### TASK STATEMENT
Quote each line of the items below word for word, leaving out the pictures.

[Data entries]
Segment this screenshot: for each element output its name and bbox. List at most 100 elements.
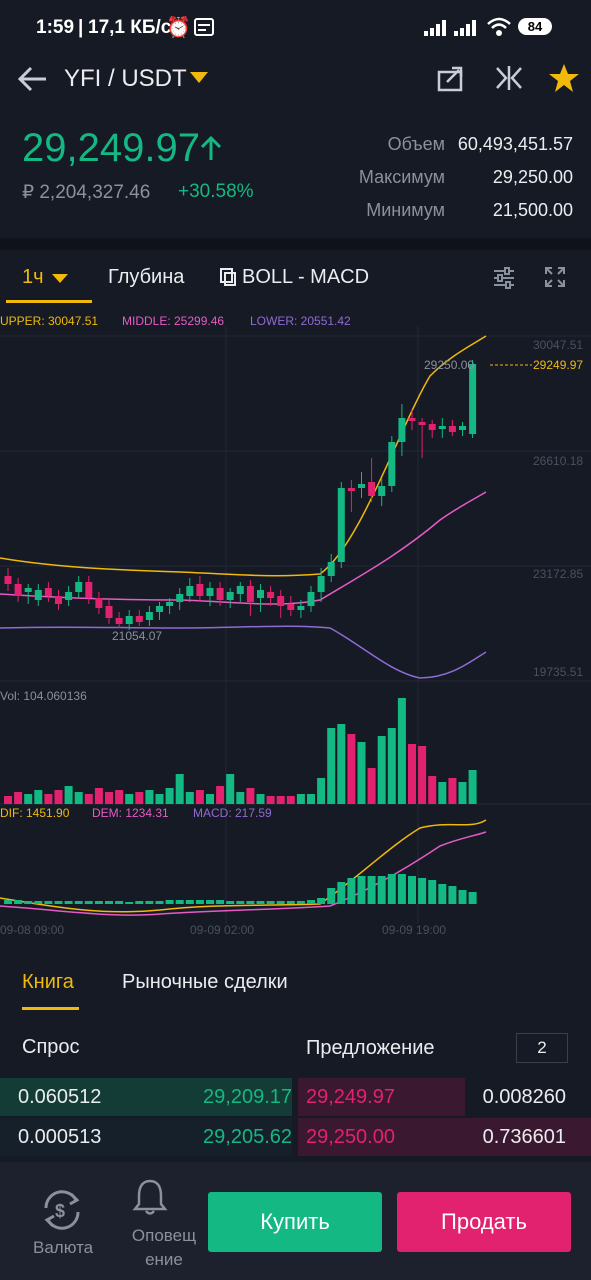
macd-histogram-bar: [307, 900, 315, 904]
candle-body: [448, 426, 456, 432]
volume-bar: [64, 786, 73, 804]
y-tick-label: 30047.51: [533, 338, 583, 352]
last-price-tag: 29249.97: [533, 358, 583, 372]
volume-bar: [377, 736, 386, 804]
macd-histogram-bar: [367, 876, 376, 904]
macd-histogram-bar: [105, 901, 113, 904]
depth-value: 2: [537, 1038, 547, 1057]
candle-body: [358, 484, 365, 488]
macd-histogram-bar: [357, 876, 366, 904]
bid-depth-bar: [0, 1118, 292, 1156]
tab-trades[interactable]: Рыночные сделки: [122, 971, 288, 993]
price-change: +30.58%: [178, 181, 254, 202]
battery-level: 84: [527, 19, 543, 34]
macd-histogram-bar: [337, 882, 346, 904]
table-row[interactable]: 0.000513 29,205.62 29,250.00 0.736601: [0, 1118, 591, 1156]
volume-bar: [387, 728, 396, 804]
macd-histogram-bar: [54, 901, 63, 904]
tab-indicators[interactable]: BOLL - MACD: [242, 266, 370, 288]
candle-body: [297, 606, 305, 610]
macd-histogram-bar: [84, 901, 93, 904]
boll-lower-label: LOWER: 20551.42: [250, 314, 351, 328]
currency-button[interactable]: $ Валюта: [22, 1180, 104, 1270]
stat-value: 60,493,451.57: [457, 134, 573, 154]
chevron-down-icon[interactable]: [190, 72, 208, 84]
chart-canvas[interactable]: UPPER: 30047.51 MIDDLE: 25299.46 LOWER: …: [0, 306, 591, 946]
compare-icon[interactable]: [494, 64, 524, 92]
candle-body: [196, 584, 204, 596]
fullscreen-icon[interactable]: [544, 266, 566, 288]
volume-bar: [84, 794, 93, 804]
stat-value: 21,500.00: [492, 200, 573, 220]
price-chart[interactable]: UPPER: 30047.51 MIDDLE: 25299.46 LOWER: …: [0, 306, 591, 946]
bottom-action-bar: $ Валюта Оповещение Купить Продать: [0, 1162, 591, 1280]
buy-button[interactable]: Купить: [208, 1192, 382, 1252]
depth-select[interactable]: 2: [516, 1033, 568, 1063]
boll-middle-line: [0, 491, 487, 605]
volume-bar: [428, 776, 437, 804]
volume-bar: [337, 724, 346, 804]
macd-dif-label: DIF: 1451.90: [0, 806, 70, 820]
macd-histogram-bar: [4, 900, 12, 904]
status-time: 1:59: [36, 17, 75, 38]
candle-body: [55, 596, 62, 604]
table-row[interactable]: 0.060512 29,209.17 29,249.97 0.008260: [0, 1078, 591, 1116]
candle-body: [156, 606, 163, 612]
macd-panel: [0, 819, 487, 916]
volume-bar: [195, 790, 204, 804]
volume-bar: [155, 794, 164, 804]
x-tick-label: 09-08 09:00: [0, 923, 64, 937]
pair-title[interactable]: YFI / USDT: [64, 65, 187, 92]
chevron-down-icon: [52, 274, 68, 283]
macd-histogram-bar: [317, 898, 326, 904]
candle-body: [398, 418, 406, 442]
chart-tabs: 1ч Глубина BOLL - MACD: [0, 250, 591, 306]
bid-price: 29,209.17: [203, 1086, 292, 1108]
candle-body: [135, 616, 143, 622]
volume-bar: [14, 792, 23, 804]
back-arrow-icon[interactable]: [16, 64, 50, 94]
status-bar: 1:59 | 17,1 КБ/с ⏰ 84: [0, 0, 591, 54]
volume-bar: [438, 782, 447, 804]
volume-bar: [206, 794, 214, 804]
macd-histogram-bar: [256, 901, 265, 904]
bell-icon: [132, 1179, 168, 1215]
volume-bar: [105, 792, 113, 804]
candle-body: [115, 618, 123, 624]
bid-amount: 0.060512: [18, 1086, 102, 1108]
macd-histogram-bar: [115, 901, 124, 904]
ask-amount: 0.736601: [482, 1126, 566, 1148]
price-summary: 29,249.97 ₽ 2,204,327.46 +30.58% Объем 6…: [0, 118, 591, 238]
stat-label: Объем: [387, 134, 445, 154]
star-icon[interactable]: [548, 62, 580, 94]
candle-body: [327, 562, 335, 576]
volume-bar: [367, 768, 376, 804]
settings-sliders-icon[interactable]: [492, 266, 516, 290]
volume-bar: [286, 796, 295, 804]
tab-depth[interactable]: Глубина: [108, 266, 185, 288]
sell-label: Продать: [441, 1209, 527, 1234]
candle-body: [459, 426, 466, 430]
macd-histogram-bar: [448, 886, 457, 904]
volume-bar: [256, 794, 265, 804]
volume-bar: [236, 792, 245, 804]
candle-body: [125, 616, 133, 624]
volume-label: Vol: 104.060136: [0, 689, 87, 703]
alerts-button[interactable]: Оповещение: [128, 1176, 204, 1276]
signal-icon: [454, 20, 476, 36]
candle-body: [317, 576, 325, 592]
tab-book[interactable]: Книга: [22, 971, 74, 993]
candle-body: [105, 606, 113, 618]
interval-label: 1ч: [22, 266, 44, 288]
volume-bar: [448, 778, 457, 804]
share-icon[interactable]: [437, 64, 465, 92]
macd-histogram-bar: [125, 902, 134, 904]
volume-bar: [175, 774, 184, 804]
interval-tab[interactable]: 1ч: [6, 250, 92, 306]
volume-bar: [246, 788, 255, 804]
y-tick-label: 23172.85: [533, 567, 583, 581]
macd-histogram-bar: [286, 901, 295, 904]
ask-depth-bar: [298, 1078, 465, 1116]
stat-label: Максимум: [358, 167, 445, 187]
sell-button[interactable]: Продать: [397, 1192, 571, 1252]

### RESULT
Segment this screenshot: for each element output its name and bbox. List at most 100 elements.
macd-histogram-bar: [307, 900, 315, 904]
candle-body: [448, 426, 456, 432]
volume-bar: [64, 786, 73, 804]
y-tick-label: 30047.51: [533, 338, 583, 352]
last-price-tag: 29249.97: [533, 358, 583, 372]
volume-bar: [377, 736, 386, 804]
macd-histogram-bar: [367, 876, 376, 904]
macd-histogram-bar: [105, 901, 113, 904]
depth-value: 2: [537, 1038, 547, 1057]
candle-body: [358, 484, 365, 488]
macd-histogram-bar: [357, 876, 366, 904]
bid-depth-bar: [0, 1118, 292, 1156]
tab-trades[interactable]: Рыночные сделки: [122, 971, 288, 993]
price-change: +30.58%: [178, 181, 254, 202]
battery-level: 84: [527, 19, 543, 34]
macd-histogram-bar: [337, 882, 346, 904]
table-row[interactable]: 0.000513 29,205.62 29,250.00 0.736601: [0, 1118, 591, 1156]
volume-bar: [387, 728, 396, 804]
macd-histogram-bar: [54, 901, 63, 904]
tab-indicators[interactable]: BOLL - MACD: [242, 266, 370, 288]
candle-body: [297, 606, 305, 610]
macd-histogram-bar: [84, 901, 93, 904]
boll-lower-label: LOWER: 20551.42: [250, 314, 351, 328]
currency-button[interactable]: $ Валюта: [22, 1180, 104, 1270]
stat-value: 60,493,451.57: [457, 134, 573, 154]
chevron-down-icon[interactable]: [190, 72, 208, 84]
chart-canvas[interactable]: UPPER: 30047.51 MIDDLE: 25299.46 LOWER: …: [0, 306, 591, 946]
compare-icon[interactable]: [494, 64, 524, 92]
candle-body: [196, 584, 204, 596]
fullscreen-icon[interactable]: [544, 266, 566, 288]
volume-bar: [84, 794, 93, 804]
stat-value: 21,500.00: [492, 200, 573, 220]
price-chart[interactable]: UPPER: 30047.51 MIDDLE: 25299.46 LOWER: …: [0, 306, 591, 946]
bottom-action-bar: $ Валюта Оповещение Купить Продать: [0, 1162, 591, 1280]
buy-button[interactable]: Купить: [208, 1192, 382, 1252]
depth-select[interactable]: 2: [516, 1033, 568, 1063]
boll-middle-line: [0, 491, 487, 605]
volume-bar: [428, 776, 437, 804]
volume-bar: [337, 724, 346, 804]
macd-dif-label: DIF: 1451.90: [0, 806, 70, 820]
macd-histogram-bar: [4, 900, 12, 904]
status-time: 1:59: [36, 17, 75, 38]
candle-body: [55, 596, 62, 604]
table-row[interactable]: 0.060512 29,209.17 29,249.97 0.008260: [0, 1078, 591, 1116]
candle-body: [156, 606, 163, 612]
macd-panel: [0, 819, 487, 916]
volume-bar: [195, 790, 204, 804]
volume-bar: [155, 794, 164, 804]
x-tick-label: 09-08 09:00: [0, 923, 64, 937]
pair-title[interactable]: YFI / USDT: [64, 65, 187, 92]
chevron-down-icon: [52, 274, 68, 283]
macd-histogram-bar: [317, 898, 326, 904]
candle-body: [398, 418, 406, 442]
chart-tabs: 1ч Глубина BOLL - MACD: [0, 250, 591, 306]
bid-price: 29,209.17: [203, 1086, 292, 1108]
candle-body: [135, 616, 143, 622]
volume-bar: [14, 792, 23, 804]
back-arrow-icon[interactable]: [16, 64, 50, 94]
status-bar: 1:59 | 17,1 КБ/с ⏰ 84: [0, 0, 591, 54]
volume-bar: [438, 782, 447, 804]
volume-bar: [206, 794, 214, 804]
macd-histogram-bar: [256, 901, 265, 904]
bell-icon: [132, 1179, 168, 1215]
volume-bar: [105, 792, 113, 804]
candle-body: [115, 618, 123, 624]
bid-amount: 0.060512: [18, 1086, 102, 1108]
macd-histogram-bar: [115, 901, 124, 904]
ask-amount: 0.736601: [482, 1126, 566, 1148]
price-summary: 29,249.97 ₽ 2,204,327.46 +30.58% Объем 6…: [0, 118, 591, 238]
stat-label: Объем: [387, 134, 445, 154]
star-icon[interactable]: [548, 62, 580, 94]
candle-body: [327, 562, 335, 576]
volume-bar: [367, 768, 376, 804]
settings-sliders-icon[interactable]: [492, 266, 516, 290]
volume-bar: [286, 796, 295, 804]
tab-depth[interactable]: Глубина: [108, 266, 185, 288]
sell-label: Продать: [441, 1209, 527, 1234]
candle-body: [459, 426, 466, 430]
macd-histogram-bar: [448, 886, 457, 904]
volume-bar: [256, 794, 265, 804]
volume-bar: [236, 792, 245, 804]
candle-body: [125, 616, 133, 624]
volume-label: Vol: 104.060136: [0, 689, 87, 703]
alerts-button[interactable]: Оповещение: [128, 1176, 204, 1276]
signal-icon: [454, 20, 476, 36]
candle-body: [317, 576, 325, 592]
tab-book[interactable]: Книга: [22, 971, 74, 993]
candle-body: [105, 606, 113, 618]
interval-label: 1ч: [22, 266, 44, 288]
volume-bar: [448, 778, 457, 804]
share-icon[interactable]: [437, 64, 465, 92]
macd-histogram-bar: [125, 902, 134, 904]
volume-bar: [175, 774, 184, 804]
interval-tab[interactable]: 1ч: [6, 250, 92, 306]
volume-bar: [246, 788, 255, 804]
y-tick-label: 23172.85: [533, 567, 583, 581]
macd-histogram-bar: [286, 901, 295, 904]
ask-depth-bar: [298, 1078, 465, 1116]
stat-label: Максимум: [358, 167, 445, 187]
sell-button[interactable]: Продать: [397, 1192, 571, 1252]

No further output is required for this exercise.